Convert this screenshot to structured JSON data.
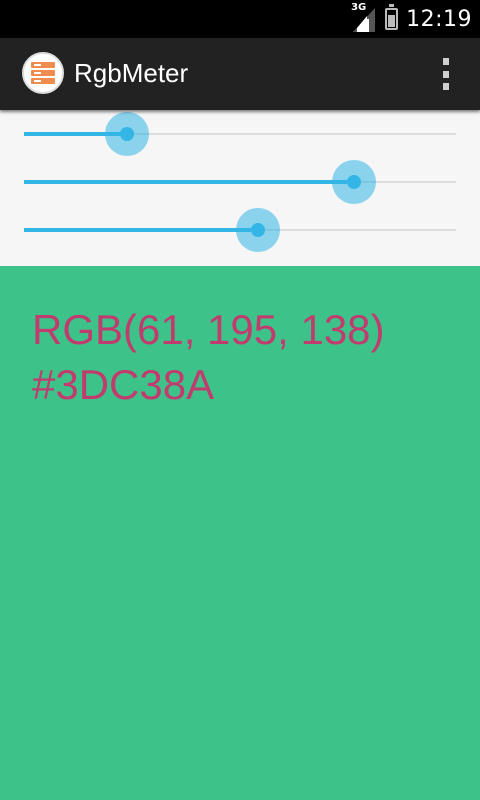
{
  "status_bar": {
    "network_type": "3G",
    "time": "12:19"
  },
  "action_bar": {
    "title": "RgbMeter",
    "app_icon": "server-stack-icon",
    "overflow_icon": "overflow-menu-icon",
    "app_icon_color": "#f08c50"
  },
  "sliders": {
    "red": {
      "value": 61,
      "max": 255
    },
    "green": {
      "value": 195,
      "max": 255
    },
    "blue": {
      "value": 138,
      "max": 255
    },
    "accent_color": "#33b5e5"
  },
  "color_display": {
    "rgb_label": "RGB(61, 195, 138)",
    "hex_label": "#3DC38A",
    "background_color": "#3dc38a",
    "text_color": "#c23b6e"
  }
}
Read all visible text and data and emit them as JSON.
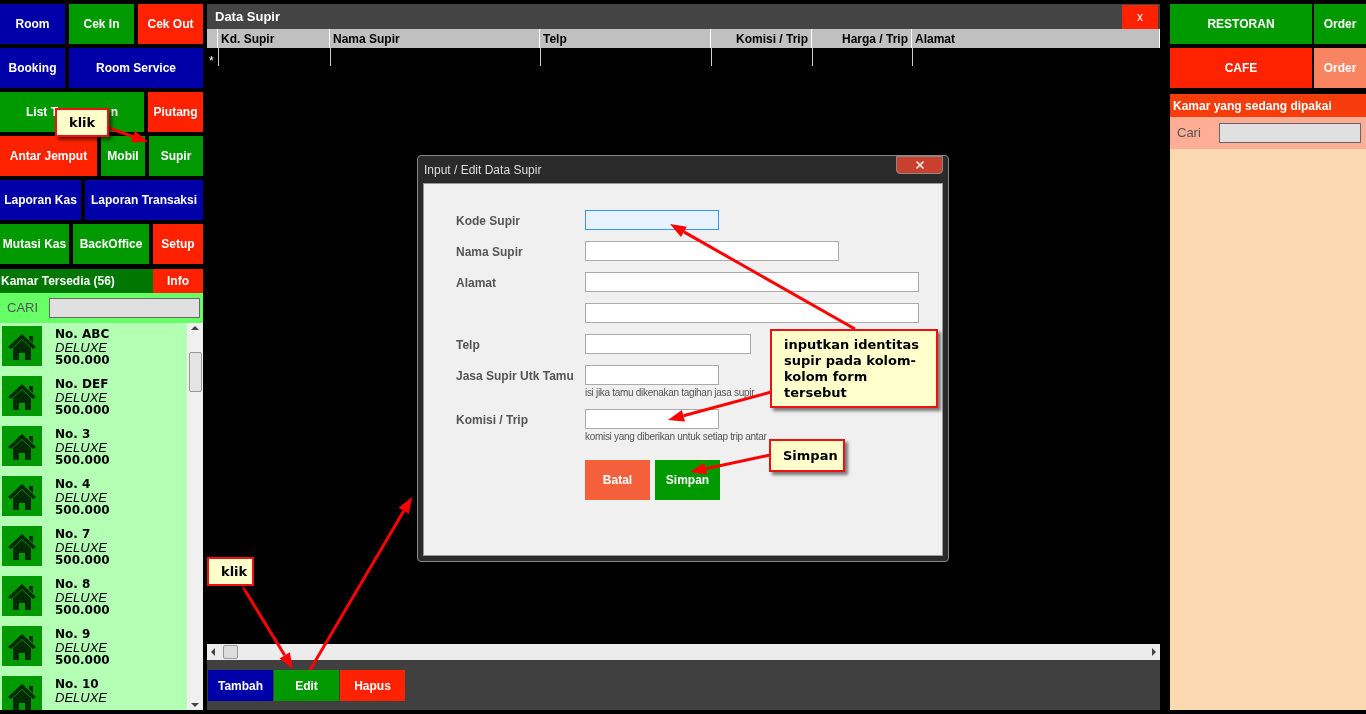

* [Task statement]:
Quote each record exactly as it stands, minus the pictures.

* [Answer to the problem]:
Convert this screenshot to structured JSON data.
{
  "status_bar": {
    "network_type": "3G",
    "time": "12:19"
  },
  "action_bar": {
    "title": "RgbMeter",
    "app_icon": "server-stack-icon",
    "overflow_icon": "overflow-menu-icon",
    "app_icon_color": "#f08c50"
  },
  "sliders": {
    "red": {
      "value": 61,
      "max": 255
    },
    "green": {
      "value": 195,
      "max": 255
    },
    "blue": {
      "value": 138,
      "max": 255
    },
    "accent_color": "#33b5e5"
  },
  "color_display": {
    "rgb_label": "RGB(61, 195, 138)",
    "hex_label": "#3DC38A",
    "background_color": "#3dc38a",
    "text_color": "#c23b6e"
  }
}
Read all visible text and data and emit them as JSON.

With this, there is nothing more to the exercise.